··· Data rows ···
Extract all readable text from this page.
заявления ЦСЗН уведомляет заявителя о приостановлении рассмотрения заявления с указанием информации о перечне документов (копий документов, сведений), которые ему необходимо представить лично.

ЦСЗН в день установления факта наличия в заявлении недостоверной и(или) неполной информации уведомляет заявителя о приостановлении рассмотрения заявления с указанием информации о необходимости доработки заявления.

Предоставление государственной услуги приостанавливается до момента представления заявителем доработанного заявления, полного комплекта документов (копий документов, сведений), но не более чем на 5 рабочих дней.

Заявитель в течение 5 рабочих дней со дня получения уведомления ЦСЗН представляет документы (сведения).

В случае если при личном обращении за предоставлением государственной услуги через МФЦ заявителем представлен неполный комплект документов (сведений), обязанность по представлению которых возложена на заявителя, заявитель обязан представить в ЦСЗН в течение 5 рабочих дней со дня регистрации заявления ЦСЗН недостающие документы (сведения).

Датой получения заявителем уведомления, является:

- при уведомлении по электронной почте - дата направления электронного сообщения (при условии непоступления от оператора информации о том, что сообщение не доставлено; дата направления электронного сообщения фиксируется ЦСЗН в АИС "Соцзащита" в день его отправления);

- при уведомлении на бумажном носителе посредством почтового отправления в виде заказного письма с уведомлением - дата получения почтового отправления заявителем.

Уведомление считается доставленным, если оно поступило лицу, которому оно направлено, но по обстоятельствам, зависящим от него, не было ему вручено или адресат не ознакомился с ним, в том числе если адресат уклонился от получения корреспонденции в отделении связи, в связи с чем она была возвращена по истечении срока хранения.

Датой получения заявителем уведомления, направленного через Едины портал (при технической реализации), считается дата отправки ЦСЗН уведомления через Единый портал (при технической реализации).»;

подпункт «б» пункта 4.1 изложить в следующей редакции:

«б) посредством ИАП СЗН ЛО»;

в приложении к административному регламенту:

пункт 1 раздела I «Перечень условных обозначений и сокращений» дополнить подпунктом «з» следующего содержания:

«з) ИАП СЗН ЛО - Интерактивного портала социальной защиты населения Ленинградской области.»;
···
* **Aim of the task**: Find each line in the records holding the string "сведения" and show it.

* **In response**:
Заявитель в течение 5 рабочих дней со дня получения уведомления ЦСЗН представляет документы (сведения).
В случае если при личном обращении за предоставлением государственной услуги через МФЦ заявителем представлен неполный комплект документов (сведений), обязанность по представлению которых возложена на заявителя, заявитель обязан представить в ЦСЗН в течение 5 рабочих дней со дня регистрации заявления ЦСЗН недостающие документы (сведения).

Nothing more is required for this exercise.